═════ Exercise materials ═════

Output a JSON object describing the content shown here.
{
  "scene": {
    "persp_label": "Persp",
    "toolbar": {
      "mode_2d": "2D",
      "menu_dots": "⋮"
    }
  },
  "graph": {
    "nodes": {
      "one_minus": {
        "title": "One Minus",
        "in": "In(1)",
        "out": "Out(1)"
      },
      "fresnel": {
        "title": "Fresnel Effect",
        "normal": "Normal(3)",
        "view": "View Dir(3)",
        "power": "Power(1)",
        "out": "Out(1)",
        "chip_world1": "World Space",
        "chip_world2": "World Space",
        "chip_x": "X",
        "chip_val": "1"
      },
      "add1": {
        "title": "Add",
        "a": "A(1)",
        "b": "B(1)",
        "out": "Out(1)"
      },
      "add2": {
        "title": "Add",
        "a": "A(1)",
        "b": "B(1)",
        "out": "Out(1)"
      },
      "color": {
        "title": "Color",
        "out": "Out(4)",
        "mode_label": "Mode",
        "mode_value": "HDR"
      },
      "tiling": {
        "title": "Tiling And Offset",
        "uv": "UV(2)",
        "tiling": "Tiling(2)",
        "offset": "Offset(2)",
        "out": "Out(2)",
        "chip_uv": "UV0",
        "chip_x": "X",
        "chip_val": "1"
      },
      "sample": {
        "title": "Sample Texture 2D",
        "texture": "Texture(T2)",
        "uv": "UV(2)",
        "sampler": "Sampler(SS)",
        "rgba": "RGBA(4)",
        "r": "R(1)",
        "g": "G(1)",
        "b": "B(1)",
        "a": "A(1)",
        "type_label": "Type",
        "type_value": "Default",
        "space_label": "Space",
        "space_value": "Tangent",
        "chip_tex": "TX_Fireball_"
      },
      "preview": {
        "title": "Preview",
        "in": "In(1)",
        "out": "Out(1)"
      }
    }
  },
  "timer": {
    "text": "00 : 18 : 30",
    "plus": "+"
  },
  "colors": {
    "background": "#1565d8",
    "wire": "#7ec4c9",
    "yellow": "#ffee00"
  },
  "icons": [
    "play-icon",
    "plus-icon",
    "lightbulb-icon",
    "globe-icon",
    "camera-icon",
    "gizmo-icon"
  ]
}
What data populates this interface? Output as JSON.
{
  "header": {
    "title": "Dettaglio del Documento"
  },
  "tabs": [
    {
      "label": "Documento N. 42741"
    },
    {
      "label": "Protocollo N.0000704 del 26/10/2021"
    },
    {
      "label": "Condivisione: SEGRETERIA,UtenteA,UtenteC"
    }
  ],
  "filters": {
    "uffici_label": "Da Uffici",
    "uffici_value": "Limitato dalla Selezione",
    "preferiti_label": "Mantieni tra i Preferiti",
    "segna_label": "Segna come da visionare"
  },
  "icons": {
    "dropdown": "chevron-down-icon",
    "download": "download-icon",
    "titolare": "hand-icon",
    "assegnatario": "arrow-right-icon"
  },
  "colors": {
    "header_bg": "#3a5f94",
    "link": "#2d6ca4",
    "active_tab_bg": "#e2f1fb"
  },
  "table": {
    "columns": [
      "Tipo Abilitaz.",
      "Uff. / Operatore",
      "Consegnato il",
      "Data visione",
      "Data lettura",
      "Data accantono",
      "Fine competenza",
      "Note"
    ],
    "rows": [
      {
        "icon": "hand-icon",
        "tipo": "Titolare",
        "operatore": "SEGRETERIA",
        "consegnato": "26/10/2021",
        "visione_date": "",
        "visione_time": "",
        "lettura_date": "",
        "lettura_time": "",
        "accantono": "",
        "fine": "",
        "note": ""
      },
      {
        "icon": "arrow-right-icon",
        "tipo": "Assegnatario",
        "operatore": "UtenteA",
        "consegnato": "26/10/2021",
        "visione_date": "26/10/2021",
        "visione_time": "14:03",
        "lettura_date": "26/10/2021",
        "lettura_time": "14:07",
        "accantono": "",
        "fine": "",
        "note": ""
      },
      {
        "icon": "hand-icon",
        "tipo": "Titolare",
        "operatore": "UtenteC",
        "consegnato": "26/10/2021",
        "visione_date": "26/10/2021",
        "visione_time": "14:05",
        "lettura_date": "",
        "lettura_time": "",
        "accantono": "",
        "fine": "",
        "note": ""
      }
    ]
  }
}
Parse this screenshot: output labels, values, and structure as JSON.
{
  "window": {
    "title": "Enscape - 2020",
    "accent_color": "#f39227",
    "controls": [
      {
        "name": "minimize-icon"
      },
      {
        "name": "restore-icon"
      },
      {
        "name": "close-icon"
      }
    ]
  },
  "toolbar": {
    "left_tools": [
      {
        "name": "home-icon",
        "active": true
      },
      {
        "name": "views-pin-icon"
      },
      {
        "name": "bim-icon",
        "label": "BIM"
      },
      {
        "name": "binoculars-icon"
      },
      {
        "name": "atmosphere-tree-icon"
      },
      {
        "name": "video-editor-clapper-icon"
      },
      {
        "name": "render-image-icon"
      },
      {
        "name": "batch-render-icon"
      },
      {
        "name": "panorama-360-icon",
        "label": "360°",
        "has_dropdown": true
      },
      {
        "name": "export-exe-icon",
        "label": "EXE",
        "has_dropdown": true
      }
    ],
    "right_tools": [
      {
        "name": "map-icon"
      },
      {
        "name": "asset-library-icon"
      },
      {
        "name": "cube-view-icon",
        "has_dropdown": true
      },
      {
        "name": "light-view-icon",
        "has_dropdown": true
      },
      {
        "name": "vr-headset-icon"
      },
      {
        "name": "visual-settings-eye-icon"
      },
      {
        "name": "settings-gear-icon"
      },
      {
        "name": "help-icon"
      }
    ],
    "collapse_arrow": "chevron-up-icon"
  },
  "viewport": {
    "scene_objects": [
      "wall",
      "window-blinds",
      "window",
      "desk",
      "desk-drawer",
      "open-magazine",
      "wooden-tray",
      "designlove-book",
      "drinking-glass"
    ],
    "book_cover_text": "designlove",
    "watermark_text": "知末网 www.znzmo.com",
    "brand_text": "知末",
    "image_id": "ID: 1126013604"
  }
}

═════

● **Exercise brief**:
Write the data out again in full and exactly.

● **Result of the exercise**:
Output a JSON object describing the content shown here.
{
  "scene": {
    "persp_label": "Persp",
    "toolbar": {
      "mode_2d": "2D",
      "menu_dots": "⋮"
    }
  },
  "graph": {
    "nodes": {
      "one_minus": {
        "title": "One Minus",
        "in": "In(1)",
        "out": "Out(1)"
      },
      "fresnel": {
        "title": "Fresnel Effect",
        "normal": "Normal(3)",
        "view": "View Dir(3)",
        "power": "Power(1)",
        "out": "Out(1)",
        "chip_world1": "World Space",
        "chip_world2": "World Space",
        "chip_x": "X",
        "chip_val": "1"
      },
      "add1": {
        "title": "Add",
        "a": "A(1)",
        "b": "B(1)",
        "out": "Out(1)"
      },
      "add2": {
        "title": "Add",
        "a": "A(1)",
        "b": "B(1)",
        "out": "Out(1)"
      },
      "color": {
        "title": "Color",
        "out": "Out(4)",
        "mode_label": "Mode",
        "mode_value": "HDR"
      },
      "tiling": {
        "title": "Tiling And Offset",
        "uv": "UV(2)",
        "tiling": "Tiling(2)",
        "offset": "Offset(2)",
        "out": "Out(2)",
        "chip_uv": "UV0",
        "chip_x": "X",
        "chip_val": "1"
      },
      "sample": {
        "title": "Sample Texture 2D",
        "texture": "Texture(T2)",
        "uv": "UV(2)",
        "sampler": "Sampler(SS)",
        "rgba": "RGBA(4)",
        "r": "R(1)",
        "g": "G(1)",
        "b": "B(1)",
        "a": "A(1)",
        "type_label": "Type",
        "type_value": "Default",
        "space_label": "Space",
        "space_value": "Tangent",
        "chip_tex": "TX_Fireball_"
      },
      "preview": {
        "title": "Preview",
        "in": "In(1)",
        "out": "Out(1)"
      }
    }
  },
  "timer": {
    "text": "00 : 18 : 30",
    "plus": "+"
  },
  "colors": {
    "background": "#1565d8",
    "wire": "#7ec4c9",
    "yellow": "#ffee00"
  },
  "icons": [
    "play-icon",
    "plus-icon",
    "lightbulb-icon",
    "globe-icon",
    "camera-icon",
    "gizmo-icon"
  ]
}
What data populates this interface? Output as JSON.
{
  "header": {
    "title": "Dettaglio del Documento"
  },
  "tabs": [
    {
      "label": "Documento N. 42741"
    },
    {
      "label": "Protocollo N.0000704 del 26/10/2021"
    },
    {
      "label": "Condivisione: SEGRETERIA,UtenteA,UtenteC"
    }
  ],
  "filters": {
    "uffici_label": "Da Uffici",
    "uffici_value": "Limitato dalla Selezione",
    "preferiti_label": "Mantieni tra i Preferiti",
    "segna_label": "Segna come da visionare"
  },
  "icons": {
    "dropdown": "chevron-down-icon",
    "download": "download-icon",
    "titolare": "hand-icon",
    "assegnatario": "arrow-right-icon"
  },
  "colors": {
    "header_bg": "#3a5f94",
    "link": "#2d6ca4",
    "active_tab_bg": "#e2f1fb"
  },
  "table": {
    "columns": [
      "Tipo Abilitaz.",
      "Uff. / Operatore",
      "Consegnato il",
      "Data visione",
      "Data lettura",
      "Data accantono",
      "Fine competenza",
      "Note"
    ],
    "rows": [
      {
        "icon": "hand-icon",
        "tipo": "Titolare",
        "operatore": "SEGRETERIA",
        "consegnato": "26/10/2021",
        "visione_date": "",
        "visione_time": "",
        "lettura_date": "",
        "lettura_time": "",
        "accantono": "",
        "fine": "",
        "note": ""
      },
      {
        "icon": "arrow-right-icon",
        "tipo": "Assegnatario",
        "operatore": "UtenteA",
        "consegnato": "26/10/2021",
        "visione_date": "26/10/2021",
        "visione_time": "14:03",
        "lettura_date": "26/10/2021",
        "lettura_time": "14:07",
        "accantono": "",
        "fine": "",
        "note": ""
      },
      {
        "icon": "hand-icon",
        "tipo": "Titolare",
        "operatore": "UtenteC",
        "consegnato": "26/10/2021",
        "visione_date": "26/10/2021",
        "visione_time": "14:05",
        "lettura_date": "",
        "lettura_time": "",
        "accantono": "",
        "fine": "",
        "note": ""
      }
    ]
  }
}
Parse this screenshot: output labels, values, and structure as JSON.
{
  "window": {
    "title": "Enscape - 2020",
    "accent_color": "#f39227",
    "controls": [
      {
        "name": "minimize-icon"
      },
      {
        "name": "restore-icon"
      },
      {
        "name": "close-icon"
      }
    ]
  },
  "toolbar": {
    "left_tools": [
      {
        "name": "home-icon",
        "active": true
      },
      {
        "name": "views-pin-icon"
      },
      {
        "name": "bim-icon",
        "label": "BIM"
      },
      {
        "name": "binoculars-icon"
      },
      {
        "name": "atmosphere-tree-icon"
      },
      {
        "name": "video-editor-clapper-icon"
      },
      {
        "name": "render-image-icon"
      },
      {
        "name": "batch-render-icon"
      },
      {
        "name": "panorama-360-icon",
        "label": "360°",
        "has_dropdown": true
      },
      {
        "name": "export-exe-icon",
        "label": "EXE",
        "has_dropdown": true
      }
    ],
    "right_tools": [
      {
        "name": "map-icon"
      },
      {
        "name": "asset-library-icon"
      },
      {
        "name": "cube-view-icon",
        "has_dropdown": true
      },
      {
        "name": "light-view-icon",
        "has_dropdown": true
      },
      {
        "name": "vr-headset-icon"
      },
      {
        "name": "visual-settings-eye-icon"
      },
      {
        "name": "settings-gear-icon"
      },
      {
        "name": "help-icon"
      }
    ],
    "collapse_arrow": "chevron-up-icon"
  },
  "viewport": {
    "scene_objects": [
      "wall",
      "window-blinds",
      "window",
      "desk",
      "desk-drawer",
      "open-magazine",
      "wooden-tray",
      "designlove-book",
      "drinking-glass"
    ],
    "book_cover_text": "designlove",
    "watermark_text": "知末网 www.znzmo.com",
    "brand_text": "知末",
    "image_id": "ID: 1126013604"
  }
}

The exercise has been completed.